Start of Records for processing

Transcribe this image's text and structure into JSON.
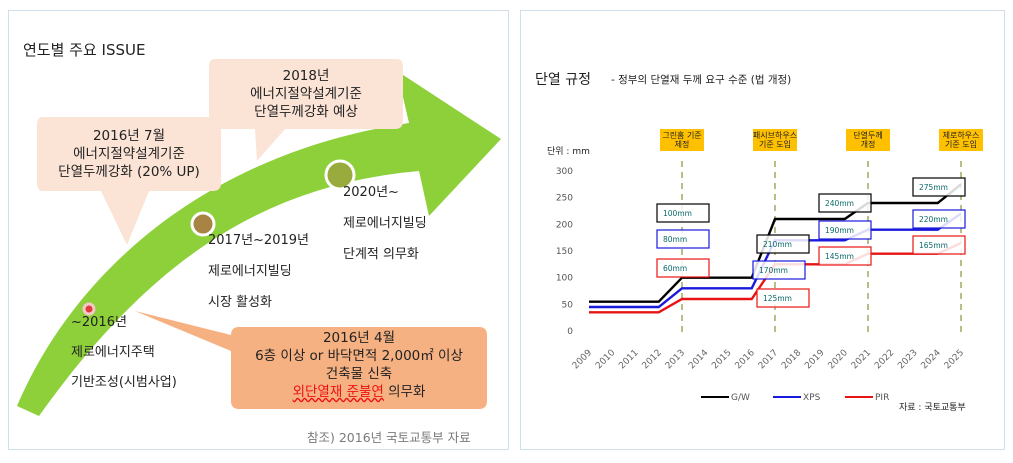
{
  "left_panel": {
    "title": "연도별 주요 ISSUE",
    "callout_2018": [
      "2018년",
      "에너지절약설계기준",
      "단열두께강화 예상"
    ],
    "callout_2016_7": [
      "2016년 7월",
      "에너지절약설계기준",
      "단열두께강화 (20% UP)"
    ],
    "callout_2016_4": {
      "lines": [
        "2016년 4월",
        "6층 이상 or 바닥면적 2,000㎡ 이상",
        "건축물 신축"
      ],
      "highlight": "외단열재 준불연",
      "suffix": " 의무화"
    },
    "milestone_2020": [
      "2020년~",
      "제로에너지빌딩",
      "단계적 의무화"
    ],
    "milestone_2017": [
      "2017년~2019년",
      "제로에너지빌딩",
      "시장 활성화"
    ],
    "milestone_2016": [
      "~2016년",
      "제로에너지주택",
      "기반조성(시범사업)"
    ],
    "source": "참조) 2016년 국토교통부 자료"
  },
  "chart_data": {
    "type": "line",
    "title": "단열 규정",
    "subtitle": "- 정부의 단열재 두께 요구 수준 (법 개정)",
    "unit_label": "단위 : mm",
    "source": "자료 : 국토교통부",
    "categories": [
      "2009",
      "2010",
      "2011",
      "2012",
      "2013",
      "2014",
      "2015",
      "2016",
      "2017",
      "2018",
      "2019",
      "2020",
      "2021",
      "2022",
      "2023",
      "2024",
      "2025"
    ],
    "ylim": [
      0,
      300
    ],
    "yticks": [
      "0",
      "50",
      "100",
      "150",
      "200",
      "250",
      "300"
    ],
    "series": [
      {
        "name": "G/W",
        "color": "#000000",
        "values": [
          55,
          55,
          55,
          55,
          100,
          100,
          100,
          100,
          210,
          210,
          210,
          210,
          240,
          240,
          240,
          240,
          275
        ]
      },
      {
        "name": "XPS",
        "color": "#1a1adc",
        "values": [
          45,
          45,
          45,
          45,
          80,
          80,
          80,
          80,
          170,
          170,
          170,
          170,
          190,
          190,
          190,
          190,
          220
        ]
      },
      {
        "name": "PIR",
        "color": "#e81414",
        "values": [
          35,
          35,
          35,
          35,
          60,
          60,
          60,
          60,
          125,
          125,
          125,
          125,
          145,
          145,
          145,
          145,
          165
        ]
      }
    ],
    "event_markers": [
      {
        "x": "2013",
        "label": [
          "그린홈 기준",
          "제정"
        ]
      },
      {
        "x": "2017",
        "label": [
          "패시브하우스",
          "기준 도입"
        ]
      },
      {
        "x": "2021",
        "label": [
          "단열두께",
          "개정"
        ]
      },
      {
        "x": "2025",
        "label": [
          "제로하우스",
          "기준 도입"
        ]
      }
    ],
    "value_labels": [
      {
        "text": "100mm",
        "series": "G/W"
      },
      {
        "text": "80mm",
        "series": "XPS"
      },
      {
        "text": "60mm",
        "series": "PIR"
      },
      {
        "text": "210mm",
        "series": "G/W"
      },
      {
        "text": "170mm",
        "series": "XPS"
      },
      {
        "text": "125mm",
        "series": "PIR"
      },
      {
        "text": "240mm",
        "series": "G/W"
      },
      {
        "text": "190mm",
        "series": "XPS"
      },
      {
        "text": "145mm",
        "series": "PIR"
      },
      {
        "text": "275mm",
        "series": "G/W"
      },
      {
        "text": "220mm",
        "series": "XPS"
      },
      {
        "text": "165mm",
        "series": "PIR"
      }
    ]
  }
}
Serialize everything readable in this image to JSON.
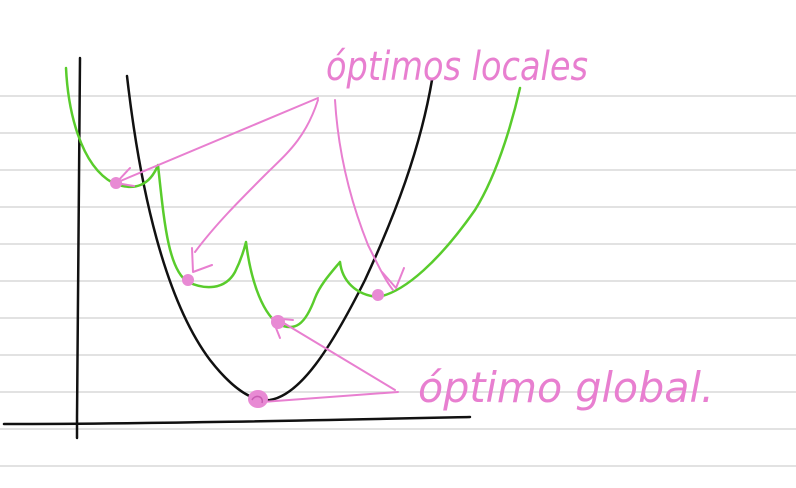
{
  "colors": {
    "paper": "#ffffff",
    "ruled_line": "#d9d9d9",
    "axis_ink": "#111111",
    "green_curve": "#59cc2c",
    "pink_annotation": "#e87fd0",
    "pink_dot": "#e88ad4"
  },
  "labels": {
    "local_optima": "óptimos locales",
    "global_optimum": "óptimo global."
  }
}
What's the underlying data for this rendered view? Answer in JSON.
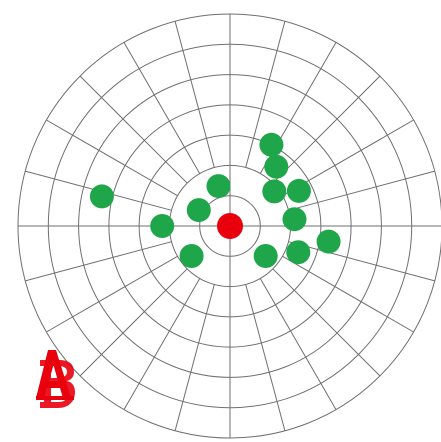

End of Records for processing

Give the material again exactly as it is, but keep the pictures out.

### Solution for this exercise
Transcribe this image's text and structure into JSON.
{
  "left_panel": {
    "title": "연도별 주요 ISSUE",
    "callout_2018": [
      "2018년",
      "에너지절약설계기준",
      "단열두께강화 예상"
    ],
    "callout_2016_7": [
      "2016년 7월",
      "에너지절약설계기준",
      "단열두께강화 (20% UP)"
    ],
    "callout_2016_4": {
      "lines": [
        "2016년 4월",
        "6층 이상 or 바닥면적 2,000㎡ 이상",
        "건축물 신축"
      ],
      "highlight": "외단열재 준불연",
      "suffix": " 의무화"
    },
    "milestone_2020": [
      "2020년~",
      "제로에너지빌딩",
      "단계적 의무화"
    ],
    "milestone_2017": [
      "2017년~2019년",
      "제로에너지빌딩",
      "시장 활성화"
    ],
    "milestone_2016": [
      "~2016년",
      "제로에너지주택",
      "기반조성(시범사업)"
    ],
    "source": "참조) 2016년 국토교통부 자료"
  },
  "chart_data": {
    "type": "line",
    "title": "단열 규정",
    "subtitle": "- 정부의 단열재 두께 요구 수준 (법 개정)",
    "unit_label": "단위 : mm",
    "source": "자료 : 국토교통부",
    "categories": [
      "2009",
      "2010",
      "2011",
      "2012",
      "2013",
      "2014",
      "2015",
      "2016",
      "2017",
      "2018",
      "2019",
      "2020",
      "2021",
      "2022",
      "2023",
      "2024",
      "2025"
    ],
    "ylim": [
      0,
      300
    ],
    "yticks": [
      "0",
      "50",
      "100",
      "150",
      "200",
      "250",
      "300"
    ],
    "series": [
      {
        "name": "G/W",
        "color": "#000000",
        "values": [
          55,
          55,
          55,
          55,
          100,
          100,
          100,
          100,
          210,
          210,
          210,
          210,
          240,
          240,
          240,
          240,
          275
        ]
      },
      {
        "name": "XPS",
        "color": "#1a1adc",
        "values": [
          45,
          45,
          45,
          45,
          80,
          80,
          80,
          80,
          170,
          170,
          170,
          170,
          190,
          190,
          190,
          190,
          220
        ]
      },
      {
        "name": "PIR",
        "color": "#e81414",
        "values": [
          35,
          35,
          35,
          35,
          60,
          60,
          60,
          60,
          125,
          125,
          125,
          125,
          145,
          145,
          145,
          145,
          165
        ]
      }
    ],
    "event_markers": [
      {
        "x": "2013",
        "label": [
          "그린홈 기준",
          "제정"
        ]
      },
      {
        "x": "2017",
        "label": [
          "패시브하우스",
          "기준 도입"
        ]
      },
      {
        "x": "2021",
        "label": [
          "단열두께",
          "개정"
        ]
      },
      {
        "x": "2025",
        "label": [
          "제로하우스",
          "기준 도입"
        ]
      }
    ],
    "value_labels": [
      {
        "text": "100mm",
        "series": "G/W"
      },
      {
        "text": "80mm",
        "series": "XPS"
      },
      {
        "text": "60mm",
        "series": "PIR"
      },
      {
        "text": "210mm",
        "series": "G/W"
      },
      {
        "text": "170mm",
        "series": "XPS"
      },
      {
        "text": "125mm",
        "series": "PIR"
      },
      {
        "text": "240mm",
        "series": "G/W"
      },
      {
        "text": "190mm",
        "series": "XPS"
      },
      {
        "text": "145mm",
        "series": "PIR"
      },
      {
        "text": "275mm",
        "series": "G/W"
      },
      {
        "text": "220mm",
        "series": "XPS"
      },
      {
        "text": "165mm",
        "series": "PIR"
      }
    ]
  }
}
Serialize everything readable in this image to JSON.
{
  "colors": {
    "paper": "#ffffff",
    "ruled_line": "#d9d9d9",
    "axis_ink": "#111111",
    "green_curve": "#59cc2c",
    "pink_annotation": "#e87fd0",
    "pink_dot": "#e88ad4"
  },
  "labels": {
    "local_optima": "óptimos locales",
    "global_optimum": "óptimo global."
  }
}
What's the underlying data for this rendered view? Answer in JSON.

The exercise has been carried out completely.